--- start of SOURCE DATA ---
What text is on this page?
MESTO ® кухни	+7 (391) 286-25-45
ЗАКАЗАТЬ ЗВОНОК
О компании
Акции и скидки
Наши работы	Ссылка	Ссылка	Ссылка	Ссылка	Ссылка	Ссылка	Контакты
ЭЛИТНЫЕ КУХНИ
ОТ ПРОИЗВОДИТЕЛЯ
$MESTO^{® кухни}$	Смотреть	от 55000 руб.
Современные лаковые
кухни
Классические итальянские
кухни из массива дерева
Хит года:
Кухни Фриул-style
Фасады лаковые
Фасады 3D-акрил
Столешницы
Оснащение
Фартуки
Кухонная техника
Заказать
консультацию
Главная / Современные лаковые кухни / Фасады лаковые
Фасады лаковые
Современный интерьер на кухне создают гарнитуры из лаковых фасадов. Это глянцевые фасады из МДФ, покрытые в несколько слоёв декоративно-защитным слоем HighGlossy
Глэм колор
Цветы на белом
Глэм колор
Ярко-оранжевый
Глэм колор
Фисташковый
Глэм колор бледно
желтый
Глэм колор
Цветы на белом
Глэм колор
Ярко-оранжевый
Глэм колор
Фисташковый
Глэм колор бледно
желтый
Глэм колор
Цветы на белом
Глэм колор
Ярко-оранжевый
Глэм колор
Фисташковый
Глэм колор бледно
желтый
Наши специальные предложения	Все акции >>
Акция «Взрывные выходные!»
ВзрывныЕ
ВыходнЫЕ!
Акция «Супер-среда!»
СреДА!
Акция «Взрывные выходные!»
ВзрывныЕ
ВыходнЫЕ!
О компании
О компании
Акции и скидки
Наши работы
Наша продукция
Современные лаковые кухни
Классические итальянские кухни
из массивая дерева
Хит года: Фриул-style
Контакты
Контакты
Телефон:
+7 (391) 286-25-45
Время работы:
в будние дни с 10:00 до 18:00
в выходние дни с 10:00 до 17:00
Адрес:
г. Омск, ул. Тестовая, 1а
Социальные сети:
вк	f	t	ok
--- end of SOURCE DATA ---
=== TASK TO CARRY OUT ===
Can you restate every record above word for word?

=== IN RESPONSE ===
What text is on this page?
MESTO ® кухни	+7 (391) 286-25-45
ЗАКАЗАТЬ ЗВОНОК
О компании
Акции и скидки
Наши работы	Ссылка	Ссылка	Ссылка	Ссылка	Ссылка	Ссылка	Контакты
ЭЛИТНЫЕ КУХНИ
ОТ ПРОИЗВОДИТЕЛЯ
$MESTO^{® кухни}$	Смотреть	от 55000 руб.
Современные лаковые
кухни
Классические итальянские
кухни из массива дерева
Хит года:
Кухни Фриул-style
Фасады лаковые
Фасады 3D-акрил
Столешницы
Оснащение
Фартуки
Кухонная техника
Заказать
консультацию
Главная / Современные лаковые кухни / Фасады лаковые
Фасады лаковые
Современный интерьер на кухне создают гарнитуры из лаковых фасадов. Это глянцевые фасады из МДФ, покрытые в несколько слоёв декоративно-защитным слоем HighGlossy
Глэм колор
Цветы на белом
Глэм колор
Ярко-оранжевый
Глэм колор
Фисташковый
Глэм колор бледно
желтый
Глэм колор
Цветы на белом
Глэм колор
Ярко-оранжевый
Глэм колор
Фисташковый
Глэм колор бледно
желтый
Глэм колор
Цветы на белом
Глэм колор
Ярко-оранжевый
Глэм колор
Фисташковый
Глэм колор бледно
желтый
Наши специальные предложения	Все акции >>
Акция «Взрывные выходные!»
ВзрывныЕ
ВыходнЫЕ!
Акция «Супер-среда!»
СреДА!
Акция «Взрывные выходные!»
ВзрывныЕ
ВыходнЫЕ!
О компании
О компании
Акции и скидки
Наши работы
Наша продукция
Современные лаковые кухни
Классические итальянские кухни
из массивая дерева
Хит года: Фриул-style
Контакты
Контакты
Телефон:
+7 (391) 286-25-45
Время работы:
в будние дни с 10:00 до 18:00
в выходние дни с 10:00 до 17:00
Адрес:
г. Омск, ул. Тестовая, 1а
Социальные сети:
вк	f	t	ok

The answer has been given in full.